▶ PROBLEM REQUIREMENTS
Here are some entries; quote each one exactly.

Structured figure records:
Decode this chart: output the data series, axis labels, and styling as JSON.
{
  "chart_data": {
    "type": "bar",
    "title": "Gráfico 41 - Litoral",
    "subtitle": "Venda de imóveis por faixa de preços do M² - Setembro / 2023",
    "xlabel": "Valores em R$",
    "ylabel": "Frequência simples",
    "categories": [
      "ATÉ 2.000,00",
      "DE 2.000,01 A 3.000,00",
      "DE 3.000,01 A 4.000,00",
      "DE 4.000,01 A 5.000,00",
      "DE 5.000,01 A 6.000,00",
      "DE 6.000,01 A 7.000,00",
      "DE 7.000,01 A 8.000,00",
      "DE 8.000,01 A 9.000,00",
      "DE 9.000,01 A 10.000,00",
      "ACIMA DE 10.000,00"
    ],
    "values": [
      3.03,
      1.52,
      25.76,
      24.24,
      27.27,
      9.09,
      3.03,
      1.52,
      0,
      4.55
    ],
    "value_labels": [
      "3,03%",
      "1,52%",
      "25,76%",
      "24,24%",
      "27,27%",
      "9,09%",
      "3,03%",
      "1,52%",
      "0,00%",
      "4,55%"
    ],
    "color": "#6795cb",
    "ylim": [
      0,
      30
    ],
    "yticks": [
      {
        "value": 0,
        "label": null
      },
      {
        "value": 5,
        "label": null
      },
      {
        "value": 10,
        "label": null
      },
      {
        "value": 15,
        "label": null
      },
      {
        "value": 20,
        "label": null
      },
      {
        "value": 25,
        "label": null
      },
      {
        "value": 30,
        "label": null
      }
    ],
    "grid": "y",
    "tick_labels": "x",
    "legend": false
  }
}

▶ SOLUTION
Decode this chart: output the data series, axis labels, and styling as JSON.
{
  "chart_data": {
    "type": "bar",
    "title": "Gráfico 41 - Litoral",
    "subtitle": "Venda de imóveis por faixa de preços do M² - Setembro / 2023",
    "xlabel": "Valores em R$",
    "ylabel": "Frequência simples",
    "categories": [
      "ATÉ 2.000,00",
      "DE 2.000,01 A 3.000,00",
      "DE 3.000,01 A 4.000,00",
      "DE 4.000,01 A 5.000,00",
      "DE 5.000,01 A 6.000,00",
      "DE 6.000,01 A 7.000,00",
      "DE 7.000,01 A 8.000,00",
      "DE 8.000,01 A 9.000,00",
      "DE 9.000,01 A 10.000,00",
      "ACIMA DE 10.000,00"
    ],
    "values": [
      3.03,
      1.52,
      25.76,
      24.24,
      27.27,
      9.09,
      3.03,
      1.52,
      0,
      4.55
    ],
    "value_labels": [
      "3,03%",
      "1,52%",
      "25,76%",
      "24,24%",
      "27,27%",
      "9,09%",
      "3,03%",
      "1,52%",
      "0,00%",
      "4,55%"
    ],
    "color": "#6795cb",
    "ylim": [
      0,
      30
    ],
    "yticks": [
      {
        "value": 0,
        "label": null
      },
      {
        "value": 5,
        "label": null
      },
      {
        "value": 10,
        "label": null
      },
      {
        "value": 15,
        "label": null
      },
      {
        "value": 20,
        "label": null
      },
      {
        "value": 25,
        "label": null
      },
      {
        "value": 30,
        "label": null
      }
    ],
    "grid": "y",
    "tick_labels": "x",
    "legend": false
  }
}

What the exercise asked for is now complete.